▸ **Challenge**
Pull out every line from the listing that has the word "text".

▸ **Data extract**
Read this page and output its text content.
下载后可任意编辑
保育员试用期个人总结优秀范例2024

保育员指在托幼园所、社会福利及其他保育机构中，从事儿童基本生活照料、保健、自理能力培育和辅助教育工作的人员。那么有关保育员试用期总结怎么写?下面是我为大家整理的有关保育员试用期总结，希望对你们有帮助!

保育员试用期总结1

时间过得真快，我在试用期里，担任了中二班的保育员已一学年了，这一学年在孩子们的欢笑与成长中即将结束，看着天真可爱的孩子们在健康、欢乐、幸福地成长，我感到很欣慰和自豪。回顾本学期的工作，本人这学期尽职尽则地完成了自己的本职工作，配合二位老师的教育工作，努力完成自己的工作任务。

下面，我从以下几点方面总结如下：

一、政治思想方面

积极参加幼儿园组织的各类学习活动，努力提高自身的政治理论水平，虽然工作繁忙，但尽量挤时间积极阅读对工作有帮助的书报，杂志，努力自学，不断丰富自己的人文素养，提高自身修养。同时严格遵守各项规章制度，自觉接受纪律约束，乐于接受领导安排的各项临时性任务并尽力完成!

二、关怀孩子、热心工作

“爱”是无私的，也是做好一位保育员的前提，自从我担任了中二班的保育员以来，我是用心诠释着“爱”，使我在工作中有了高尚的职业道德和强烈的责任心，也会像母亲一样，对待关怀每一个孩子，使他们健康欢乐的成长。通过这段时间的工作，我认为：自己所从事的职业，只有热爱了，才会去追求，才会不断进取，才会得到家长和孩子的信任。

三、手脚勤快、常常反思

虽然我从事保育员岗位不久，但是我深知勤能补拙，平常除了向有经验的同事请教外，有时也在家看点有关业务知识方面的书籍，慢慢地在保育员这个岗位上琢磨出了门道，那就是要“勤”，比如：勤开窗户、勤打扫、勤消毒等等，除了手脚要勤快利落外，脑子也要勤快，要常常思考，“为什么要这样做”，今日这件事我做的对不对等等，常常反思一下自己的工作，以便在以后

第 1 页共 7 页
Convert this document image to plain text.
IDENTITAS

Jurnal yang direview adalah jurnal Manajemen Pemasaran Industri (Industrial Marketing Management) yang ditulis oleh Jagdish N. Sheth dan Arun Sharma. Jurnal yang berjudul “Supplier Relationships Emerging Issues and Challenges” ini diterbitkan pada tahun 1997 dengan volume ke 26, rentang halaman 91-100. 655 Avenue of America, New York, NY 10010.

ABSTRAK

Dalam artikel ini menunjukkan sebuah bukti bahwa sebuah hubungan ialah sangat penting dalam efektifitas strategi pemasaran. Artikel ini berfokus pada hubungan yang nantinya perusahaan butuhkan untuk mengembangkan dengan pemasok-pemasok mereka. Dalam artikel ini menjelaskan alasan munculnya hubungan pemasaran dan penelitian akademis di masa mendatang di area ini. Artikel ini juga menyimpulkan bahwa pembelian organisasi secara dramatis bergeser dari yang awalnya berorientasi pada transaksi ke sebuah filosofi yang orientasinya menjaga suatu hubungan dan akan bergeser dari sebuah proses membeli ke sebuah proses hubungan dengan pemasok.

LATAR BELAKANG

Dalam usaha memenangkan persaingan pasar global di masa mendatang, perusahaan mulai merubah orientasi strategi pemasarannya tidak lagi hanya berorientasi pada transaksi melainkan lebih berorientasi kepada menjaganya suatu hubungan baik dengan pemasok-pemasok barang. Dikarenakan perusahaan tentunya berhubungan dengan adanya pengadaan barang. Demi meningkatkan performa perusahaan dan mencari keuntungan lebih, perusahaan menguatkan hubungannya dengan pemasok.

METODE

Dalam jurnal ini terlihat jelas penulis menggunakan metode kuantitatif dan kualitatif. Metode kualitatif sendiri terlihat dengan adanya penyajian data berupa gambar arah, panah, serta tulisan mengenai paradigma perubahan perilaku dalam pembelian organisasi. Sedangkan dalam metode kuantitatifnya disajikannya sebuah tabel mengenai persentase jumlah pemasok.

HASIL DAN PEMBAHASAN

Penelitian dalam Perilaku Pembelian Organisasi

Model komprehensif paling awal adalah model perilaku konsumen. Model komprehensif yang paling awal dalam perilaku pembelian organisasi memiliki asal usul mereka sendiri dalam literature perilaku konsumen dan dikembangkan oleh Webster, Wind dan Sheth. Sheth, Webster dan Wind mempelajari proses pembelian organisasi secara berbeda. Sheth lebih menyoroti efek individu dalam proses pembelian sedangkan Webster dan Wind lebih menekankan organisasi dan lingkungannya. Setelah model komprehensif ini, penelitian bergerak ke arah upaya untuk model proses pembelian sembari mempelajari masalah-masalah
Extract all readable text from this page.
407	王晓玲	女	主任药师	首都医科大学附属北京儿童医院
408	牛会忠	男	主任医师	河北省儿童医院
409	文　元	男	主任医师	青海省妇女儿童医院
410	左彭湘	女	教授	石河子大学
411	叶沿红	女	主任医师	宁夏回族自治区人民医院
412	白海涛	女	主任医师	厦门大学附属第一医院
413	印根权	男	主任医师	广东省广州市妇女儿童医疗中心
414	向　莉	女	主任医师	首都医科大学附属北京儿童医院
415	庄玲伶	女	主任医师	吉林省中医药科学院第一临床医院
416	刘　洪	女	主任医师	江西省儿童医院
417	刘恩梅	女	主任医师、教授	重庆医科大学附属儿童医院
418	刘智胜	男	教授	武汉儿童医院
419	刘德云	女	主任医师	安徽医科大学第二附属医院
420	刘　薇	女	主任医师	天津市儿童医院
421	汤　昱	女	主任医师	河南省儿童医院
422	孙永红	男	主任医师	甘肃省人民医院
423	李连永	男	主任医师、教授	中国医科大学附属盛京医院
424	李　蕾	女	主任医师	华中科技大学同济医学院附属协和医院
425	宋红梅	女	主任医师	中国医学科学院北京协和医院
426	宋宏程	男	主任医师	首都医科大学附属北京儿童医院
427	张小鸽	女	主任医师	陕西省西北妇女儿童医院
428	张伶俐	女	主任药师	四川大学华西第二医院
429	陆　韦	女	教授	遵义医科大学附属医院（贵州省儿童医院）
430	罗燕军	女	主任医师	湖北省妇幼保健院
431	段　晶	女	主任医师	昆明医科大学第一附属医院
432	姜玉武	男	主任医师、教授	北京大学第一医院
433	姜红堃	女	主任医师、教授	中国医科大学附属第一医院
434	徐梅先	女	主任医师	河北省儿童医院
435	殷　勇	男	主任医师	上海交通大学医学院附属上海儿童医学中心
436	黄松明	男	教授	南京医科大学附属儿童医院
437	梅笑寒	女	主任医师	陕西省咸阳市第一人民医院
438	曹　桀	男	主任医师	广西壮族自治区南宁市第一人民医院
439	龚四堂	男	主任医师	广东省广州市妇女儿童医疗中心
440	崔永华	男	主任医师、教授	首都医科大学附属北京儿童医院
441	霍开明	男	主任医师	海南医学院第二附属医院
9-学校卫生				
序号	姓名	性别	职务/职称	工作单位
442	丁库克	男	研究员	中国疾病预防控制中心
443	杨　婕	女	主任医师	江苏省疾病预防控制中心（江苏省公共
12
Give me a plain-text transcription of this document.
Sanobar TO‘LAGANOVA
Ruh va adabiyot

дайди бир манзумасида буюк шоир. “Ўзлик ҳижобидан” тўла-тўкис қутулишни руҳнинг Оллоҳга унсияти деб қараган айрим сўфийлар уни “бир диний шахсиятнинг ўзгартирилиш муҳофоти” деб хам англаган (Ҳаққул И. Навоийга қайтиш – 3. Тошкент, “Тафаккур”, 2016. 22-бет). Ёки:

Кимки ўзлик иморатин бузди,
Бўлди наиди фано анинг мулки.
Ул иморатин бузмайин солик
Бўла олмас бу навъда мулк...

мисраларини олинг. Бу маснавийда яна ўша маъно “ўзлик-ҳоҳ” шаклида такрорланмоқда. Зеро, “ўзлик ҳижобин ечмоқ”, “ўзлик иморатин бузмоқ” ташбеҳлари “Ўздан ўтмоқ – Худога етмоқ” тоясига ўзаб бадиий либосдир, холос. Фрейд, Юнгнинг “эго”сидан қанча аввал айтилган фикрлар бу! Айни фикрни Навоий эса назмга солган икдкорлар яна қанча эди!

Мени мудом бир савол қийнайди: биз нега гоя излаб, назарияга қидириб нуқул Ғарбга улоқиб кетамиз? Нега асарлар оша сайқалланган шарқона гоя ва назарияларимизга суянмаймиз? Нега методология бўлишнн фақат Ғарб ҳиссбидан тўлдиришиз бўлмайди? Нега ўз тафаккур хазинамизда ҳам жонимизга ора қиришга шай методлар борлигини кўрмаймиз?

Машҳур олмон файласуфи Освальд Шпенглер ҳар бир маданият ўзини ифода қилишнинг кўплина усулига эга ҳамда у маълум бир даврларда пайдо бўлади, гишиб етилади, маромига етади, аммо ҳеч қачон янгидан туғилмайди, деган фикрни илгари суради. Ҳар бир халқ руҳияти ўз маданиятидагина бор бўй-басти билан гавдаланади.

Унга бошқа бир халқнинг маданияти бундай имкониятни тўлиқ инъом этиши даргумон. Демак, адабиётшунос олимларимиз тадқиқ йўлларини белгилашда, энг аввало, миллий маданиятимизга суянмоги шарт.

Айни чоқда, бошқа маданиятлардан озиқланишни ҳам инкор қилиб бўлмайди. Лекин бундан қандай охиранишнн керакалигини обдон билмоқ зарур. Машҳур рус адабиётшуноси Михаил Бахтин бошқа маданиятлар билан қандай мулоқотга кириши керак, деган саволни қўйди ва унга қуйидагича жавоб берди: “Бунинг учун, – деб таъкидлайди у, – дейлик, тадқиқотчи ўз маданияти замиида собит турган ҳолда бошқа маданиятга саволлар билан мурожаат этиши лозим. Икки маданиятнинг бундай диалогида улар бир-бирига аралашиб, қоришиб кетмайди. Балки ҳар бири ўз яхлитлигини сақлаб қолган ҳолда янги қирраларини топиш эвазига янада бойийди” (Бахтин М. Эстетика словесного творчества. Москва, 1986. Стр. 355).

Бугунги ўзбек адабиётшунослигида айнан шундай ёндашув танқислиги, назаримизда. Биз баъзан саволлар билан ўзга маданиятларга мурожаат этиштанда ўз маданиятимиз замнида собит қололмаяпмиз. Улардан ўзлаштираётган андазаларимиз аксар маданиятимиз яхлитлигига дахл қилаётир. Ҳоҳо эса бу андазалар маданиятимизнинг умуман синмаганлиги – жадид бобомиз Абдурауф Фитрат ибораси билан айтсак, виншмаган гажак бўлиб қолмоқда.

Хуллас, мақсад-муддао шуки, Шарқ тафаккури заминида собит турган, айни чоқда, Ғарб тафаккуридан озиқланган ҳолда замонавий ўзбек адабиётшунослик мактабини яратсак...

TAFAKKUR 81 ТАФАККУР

▸ **Full solution**
Read this page and output its text content.
Convert this document image to plain text.
Extract all readable text from this page.
Give me a plain-text transcription of this document.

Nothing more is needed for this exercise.